■ **What needs to be done**: Render the following material again verbatim, leaving nothing out.

■ **Material for the task**:
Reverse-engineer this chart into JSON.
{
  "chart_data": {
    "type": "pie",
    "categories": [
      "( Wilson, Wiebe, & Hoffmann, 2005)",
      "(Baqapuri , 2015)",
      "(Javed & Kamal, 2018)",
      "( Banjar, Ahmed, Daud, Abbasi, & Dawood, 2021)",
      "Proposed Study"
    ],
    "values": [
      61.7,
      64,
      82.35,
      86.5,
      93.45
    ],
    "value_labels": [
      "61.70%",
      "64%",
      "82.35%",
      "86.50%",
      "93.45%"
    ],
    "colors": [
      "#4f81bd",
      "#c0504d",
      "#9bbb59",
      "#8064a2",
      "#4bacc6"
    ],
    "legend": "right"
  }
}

■ **Reply**:
Reverse-engineer this chart into JSON.
{
  "chart_data": {
    "type": "pie",
    "categories": [
      "( Wilson, Wiebe, & Hoffmann, 2005)",
      "(Baqapuri , 2015)",
      "(Javed & Kamal, 2018)",
      "( Banjar, Ahmed, Daud, Abbasi, & Dawood, 2021)",
      "Proposed Study"
    ],
    "values": [
      61.7,
      64,
      82.35,
      86.5,
      93.45
    ],
    "value_labels": [
      "61.70%",
      "64%",
      "82.35%",
      "86.50%",
      "93.45%"
    ],
    "colors": [
      "#4f81bd",
      "#c0504d",
      "#9bbb59",
      "#8064a2",
      "#4bacc6"
    ],
    "legend": "right"
  }
}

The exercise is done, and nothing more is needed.